— start of Records for this exercise —
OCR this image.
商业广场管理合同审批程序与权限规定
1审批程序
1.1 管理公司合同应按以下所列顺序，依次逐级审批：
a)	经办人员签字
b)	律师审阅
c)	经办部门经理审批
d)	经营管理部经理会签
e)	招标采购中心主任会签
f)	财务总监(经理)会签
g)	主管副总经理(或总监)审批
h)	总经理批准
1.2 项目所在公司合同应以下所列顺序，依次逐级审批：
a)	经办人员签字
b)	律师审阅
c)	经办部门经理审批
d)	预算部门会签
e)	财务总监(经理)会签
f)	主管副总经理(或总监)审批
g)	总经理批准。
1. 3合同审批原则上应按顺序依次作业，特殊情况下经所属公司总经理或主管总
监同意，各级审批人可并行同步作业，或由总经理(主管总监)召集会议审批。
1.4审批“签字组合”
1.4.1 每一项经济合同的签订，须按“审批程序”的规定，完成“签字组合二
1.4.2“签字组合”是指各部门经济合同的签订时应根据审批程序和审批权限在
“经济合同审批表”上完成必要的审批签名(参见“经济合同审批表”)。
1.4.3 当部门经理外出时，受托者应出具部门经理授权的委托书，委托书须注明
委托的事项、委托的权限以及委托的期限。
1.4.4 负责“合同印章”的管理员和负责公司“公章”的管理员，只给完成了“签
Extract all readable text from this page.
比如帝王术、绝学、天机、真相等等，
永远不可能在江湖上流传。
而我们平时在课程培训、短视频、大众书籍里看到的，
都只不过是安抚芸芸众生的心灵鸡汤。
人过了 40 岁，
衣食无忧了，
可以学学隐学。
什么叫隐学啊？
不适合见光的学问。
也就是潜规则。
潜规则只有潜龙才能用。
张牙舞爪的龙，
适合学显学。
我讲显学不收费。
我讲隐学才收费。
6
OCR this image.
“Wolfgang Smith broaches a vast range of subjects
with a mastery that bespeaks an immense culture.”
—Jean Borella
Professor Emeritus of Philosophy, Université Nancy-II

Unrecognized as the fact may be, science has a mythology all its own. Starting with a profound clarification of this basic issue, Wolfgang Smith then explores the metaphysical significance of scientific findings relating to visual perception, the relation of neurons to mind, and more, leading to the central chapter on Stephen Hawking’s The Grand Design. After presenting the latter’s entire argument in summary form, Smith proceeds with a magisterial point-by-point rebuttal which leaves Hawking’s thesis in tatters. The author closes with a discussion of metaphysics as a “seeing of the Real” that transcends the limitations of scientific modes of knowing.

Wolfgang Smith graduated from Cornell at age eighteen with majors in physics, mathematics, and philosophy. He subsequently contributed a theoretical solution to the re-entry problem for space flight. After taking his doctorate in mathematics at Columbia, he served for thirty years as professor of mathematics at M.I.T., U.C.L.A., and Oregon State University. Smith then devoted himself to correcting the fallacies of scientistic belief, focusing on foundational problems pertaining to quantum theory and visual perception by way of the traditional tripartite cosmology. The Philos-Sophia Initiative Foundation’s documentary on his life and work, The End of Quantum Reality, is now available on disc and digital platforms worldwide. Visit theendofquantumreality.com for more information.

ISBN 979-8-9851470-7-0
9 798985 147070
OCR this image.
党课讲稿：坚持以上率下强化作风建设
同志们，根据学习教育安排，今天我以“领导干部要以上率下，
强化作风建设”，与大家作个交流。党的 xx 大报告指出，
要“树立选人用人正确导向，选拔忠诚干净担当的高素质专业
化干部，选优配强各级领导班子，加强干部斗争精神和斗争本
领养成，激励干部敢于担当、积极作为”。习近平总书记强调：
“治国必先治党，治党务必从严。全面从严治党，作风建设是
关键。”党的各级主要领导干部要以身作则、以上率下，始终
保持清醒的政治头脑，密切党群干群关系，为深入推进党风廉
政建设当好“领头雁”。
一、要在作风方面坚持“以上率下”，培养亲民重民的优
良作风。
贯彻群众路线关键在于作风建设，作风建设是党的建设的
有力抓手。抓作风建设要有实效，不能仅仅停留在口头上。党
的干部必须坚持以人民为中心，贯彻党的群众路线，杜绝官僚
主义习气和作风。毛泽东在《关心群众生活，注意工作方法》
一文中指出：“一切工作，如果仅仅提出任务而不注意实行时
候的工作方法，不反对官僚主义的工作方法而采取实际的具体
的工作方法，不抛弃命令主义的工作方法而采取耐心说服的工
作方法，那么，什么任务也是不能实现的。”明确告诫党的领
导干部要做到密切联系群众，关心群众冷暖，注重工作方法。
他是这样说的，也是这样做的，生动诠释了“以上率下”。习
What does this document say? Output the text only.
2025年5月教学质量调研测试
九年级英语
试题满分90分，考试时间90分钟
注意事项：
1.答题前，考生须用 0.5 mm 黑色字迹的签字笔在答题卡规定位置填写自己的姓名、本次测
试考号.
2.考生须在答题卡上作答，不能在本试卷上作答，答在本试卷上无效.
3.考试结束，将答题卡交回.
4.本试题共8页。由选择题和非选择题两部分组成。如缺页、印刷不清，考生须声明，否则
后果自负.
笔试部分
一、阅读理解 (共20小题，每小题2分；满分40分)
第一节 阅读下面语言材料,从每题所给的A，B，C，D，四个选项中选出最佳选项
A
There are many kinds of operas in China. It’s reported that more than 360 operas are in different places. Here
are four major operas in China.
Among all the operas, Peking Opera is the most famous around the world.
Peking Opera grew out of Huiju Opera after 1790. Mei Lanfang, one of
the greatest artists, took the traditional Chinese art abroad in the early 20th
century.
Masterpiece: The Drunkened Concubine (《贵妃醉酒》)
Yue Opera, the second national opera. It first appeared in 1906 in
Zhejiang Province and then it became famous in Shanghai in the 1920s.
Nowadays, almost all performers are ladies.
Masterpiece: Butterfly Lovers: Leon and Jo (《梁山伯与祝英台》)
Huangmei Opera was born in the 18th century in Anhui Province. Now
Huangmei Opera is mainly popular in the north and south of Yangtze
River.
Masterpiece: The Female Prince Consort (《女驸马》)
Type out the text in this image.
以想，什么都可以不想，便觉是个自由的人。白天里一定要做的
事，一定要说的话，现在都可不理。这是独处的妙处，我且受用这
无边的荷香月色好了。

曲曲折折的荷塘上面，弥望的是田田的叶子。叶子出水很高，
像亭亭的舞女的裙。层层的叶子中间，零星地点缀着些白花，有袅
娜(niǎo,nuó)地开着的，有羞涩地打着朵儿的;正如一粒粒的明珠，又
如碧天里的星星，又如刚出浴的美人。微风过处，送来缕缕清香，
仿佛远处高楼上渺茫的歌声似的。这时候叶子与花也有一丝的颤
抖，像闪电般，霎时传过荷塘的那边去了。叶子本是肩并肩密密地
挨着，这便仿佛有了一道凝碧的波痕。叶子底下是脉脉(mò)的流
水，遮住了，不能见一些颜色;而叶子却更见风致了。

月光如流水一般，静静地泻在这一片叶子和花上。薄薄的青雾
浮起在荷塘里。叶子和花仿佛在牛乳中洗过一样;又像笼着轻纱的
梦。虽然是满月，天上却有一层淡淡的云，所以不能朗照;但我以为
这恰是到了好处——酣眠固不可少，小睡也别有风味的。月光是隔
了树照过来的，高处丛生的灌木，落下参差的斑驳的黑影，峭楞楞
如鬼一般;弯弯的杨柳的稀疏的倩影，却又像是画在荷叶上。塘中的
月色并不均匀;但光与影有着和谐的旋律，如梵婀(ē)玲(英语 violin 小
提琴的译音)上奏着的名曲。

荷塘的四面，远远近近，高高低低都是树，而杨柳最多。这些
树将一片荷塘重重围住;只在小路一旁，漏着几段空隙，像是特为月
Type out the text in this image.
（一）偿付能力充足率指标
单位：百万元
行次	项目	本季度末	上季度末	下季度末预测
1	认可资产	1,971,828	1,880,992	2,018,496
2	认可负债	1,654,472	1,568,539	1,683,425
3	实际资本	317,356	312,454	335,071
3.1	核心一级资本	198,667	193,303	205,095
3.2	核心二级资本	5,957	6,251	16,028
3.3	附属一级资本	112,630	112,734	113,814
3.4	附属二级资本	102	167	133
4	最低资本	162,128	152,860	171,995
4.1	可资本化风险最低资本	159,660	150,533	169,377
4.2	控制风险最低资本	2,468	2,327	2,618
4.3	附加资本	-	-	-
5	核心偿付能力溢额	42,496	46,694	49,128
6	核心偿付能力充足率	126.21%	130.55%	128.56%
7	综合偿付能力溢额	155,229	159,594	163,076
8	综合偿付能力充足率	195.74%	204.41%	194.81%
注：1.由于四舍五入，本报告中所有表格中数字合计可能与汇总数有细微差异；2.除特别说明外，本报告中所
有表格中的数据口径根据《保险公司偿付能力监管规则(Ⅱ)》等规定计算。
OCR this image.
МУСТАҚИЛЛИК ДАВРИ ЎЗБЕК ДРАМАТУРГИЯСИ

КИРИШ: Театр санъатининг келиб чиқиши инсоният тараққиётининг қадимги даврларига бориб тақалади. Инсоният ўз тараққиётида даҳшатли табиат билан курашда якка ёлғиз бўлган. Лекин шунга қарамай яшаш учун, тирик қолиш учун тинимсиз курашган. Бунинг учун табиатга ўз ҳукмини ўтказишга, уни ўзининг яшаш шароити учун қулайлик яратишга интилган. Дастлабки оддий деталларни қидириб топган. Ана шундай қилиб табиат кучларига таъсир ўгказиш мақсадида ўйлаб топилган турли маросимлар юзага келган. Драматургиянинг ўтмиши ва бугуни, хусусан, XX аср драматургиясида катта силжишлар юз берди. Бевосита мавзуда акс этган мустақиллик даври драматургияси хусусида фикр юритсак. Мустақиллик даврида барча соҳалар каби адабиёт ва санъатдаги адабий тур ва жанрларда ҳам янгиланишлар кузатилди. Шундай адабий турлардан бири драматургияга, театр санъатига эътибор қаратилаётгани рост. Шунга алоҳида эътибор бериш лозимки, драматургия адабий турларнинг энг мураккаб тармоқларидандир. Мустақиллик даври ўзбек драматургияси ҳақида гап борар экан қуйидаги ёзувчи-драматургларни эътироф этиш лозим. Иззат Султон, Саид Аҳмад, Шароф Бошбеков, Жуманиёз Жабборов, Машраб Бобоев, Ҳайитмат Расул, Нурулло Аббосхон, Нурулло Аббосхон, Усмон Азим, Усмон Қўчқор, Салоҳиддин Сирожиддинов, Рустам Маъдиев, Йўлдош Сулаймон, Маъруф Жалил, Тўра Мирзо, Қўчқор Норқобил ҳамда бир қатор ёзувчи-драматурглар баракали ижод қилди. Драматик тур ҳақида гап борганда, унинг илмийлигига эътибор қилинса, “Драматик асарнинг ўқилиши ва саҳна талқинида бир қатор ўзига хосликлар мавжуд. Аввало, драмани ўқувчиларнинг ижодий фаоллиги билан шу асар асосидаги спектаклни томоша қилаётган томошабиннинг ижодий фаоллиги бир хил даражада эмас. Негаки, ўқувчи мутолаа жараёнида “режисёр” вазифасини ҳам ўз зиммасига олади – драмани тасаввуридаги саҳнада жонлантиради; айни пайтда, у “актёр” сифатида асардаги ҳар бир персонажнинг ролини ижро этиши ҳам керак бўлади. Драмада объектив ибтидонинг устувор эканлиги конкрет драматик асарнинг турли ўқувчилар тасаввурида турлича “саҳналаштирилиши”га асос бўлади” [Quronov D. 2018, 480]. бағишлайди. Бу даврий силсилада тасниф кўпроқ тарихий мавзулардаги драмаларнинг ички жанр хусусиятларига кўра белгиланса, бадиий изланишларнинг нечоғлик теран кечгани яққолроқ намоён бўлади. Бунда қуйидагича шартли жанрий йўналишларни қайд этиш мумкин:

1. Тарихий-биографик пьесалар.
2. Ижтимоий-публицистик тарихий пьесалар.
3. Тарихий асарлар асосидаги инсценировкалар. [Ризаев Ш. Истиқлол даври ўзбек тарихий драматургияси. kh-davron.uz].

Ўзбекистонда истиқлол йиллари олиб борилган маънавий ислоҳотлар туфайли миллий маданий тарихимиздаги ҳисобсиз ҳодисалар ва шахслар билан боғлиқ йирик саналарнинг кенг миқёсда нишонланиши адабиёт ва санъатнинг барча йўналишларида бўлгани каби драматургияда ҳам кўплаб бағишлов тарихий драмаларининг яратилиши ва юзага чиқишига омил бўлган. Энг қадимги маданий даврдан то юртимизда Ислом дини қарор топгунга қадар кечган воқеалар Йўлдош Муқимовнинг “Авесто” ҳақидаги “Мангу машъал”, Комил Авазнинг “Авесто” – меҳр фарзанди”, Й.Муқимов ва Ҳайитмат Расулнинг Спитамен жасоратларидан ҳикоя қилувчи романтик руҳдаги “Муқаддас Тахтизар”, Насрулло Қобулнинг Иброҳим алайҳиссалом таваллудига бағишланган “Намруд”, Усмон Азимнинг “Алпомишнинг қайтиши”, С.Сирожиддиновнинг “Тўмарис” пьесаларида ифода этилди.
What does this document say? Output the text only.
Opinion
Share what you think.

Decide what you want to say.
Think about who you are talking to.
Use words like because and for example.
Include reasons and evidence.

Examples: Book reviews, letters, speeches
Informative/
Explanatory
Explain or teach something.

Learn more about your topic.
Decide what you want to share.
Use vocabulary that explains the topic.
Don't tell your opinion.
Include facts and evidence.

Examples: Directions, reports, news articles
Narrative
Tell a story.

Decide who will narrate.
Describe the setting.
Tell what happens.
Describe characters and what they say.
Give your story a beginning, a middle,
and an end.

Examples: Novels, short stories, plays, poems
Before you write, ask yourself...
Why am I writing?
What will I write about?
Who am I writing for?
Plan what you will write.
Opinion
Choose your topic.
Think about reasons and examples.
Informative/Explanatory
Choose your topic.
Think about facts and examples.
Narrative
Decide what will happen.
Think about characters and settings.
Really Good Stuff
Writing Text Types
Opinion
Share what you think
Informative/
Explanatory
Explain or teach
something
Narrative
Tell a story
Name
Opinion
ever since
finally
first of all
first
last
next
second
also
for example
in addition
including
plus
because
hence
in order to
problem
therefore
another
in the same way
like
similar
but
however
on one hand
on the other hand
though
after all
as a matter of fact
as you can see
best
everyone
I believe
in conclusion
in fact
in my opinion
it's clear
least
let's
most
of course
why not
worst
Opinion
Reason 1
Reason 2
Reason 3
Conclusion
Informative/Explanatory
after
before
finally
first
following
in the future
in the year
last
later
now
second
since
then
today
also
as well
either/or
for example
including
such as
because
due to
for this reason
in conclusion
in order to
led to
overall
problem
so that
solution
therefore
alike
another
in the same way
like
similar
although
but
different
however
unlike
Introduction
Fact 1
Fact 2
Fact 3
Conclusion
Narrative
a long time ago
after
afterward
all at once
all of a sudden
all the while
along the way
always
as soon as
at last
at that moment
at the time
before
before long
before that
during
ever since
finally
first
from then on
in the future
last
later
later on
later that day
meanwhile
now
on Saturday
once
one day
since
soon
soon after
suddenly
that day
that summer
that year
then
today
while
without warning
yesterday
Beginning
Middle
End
— end of Records for this exercise —
- **Task description**
Report only the number of lines that hold the string "write" in this listing.

- **Exercise result**
3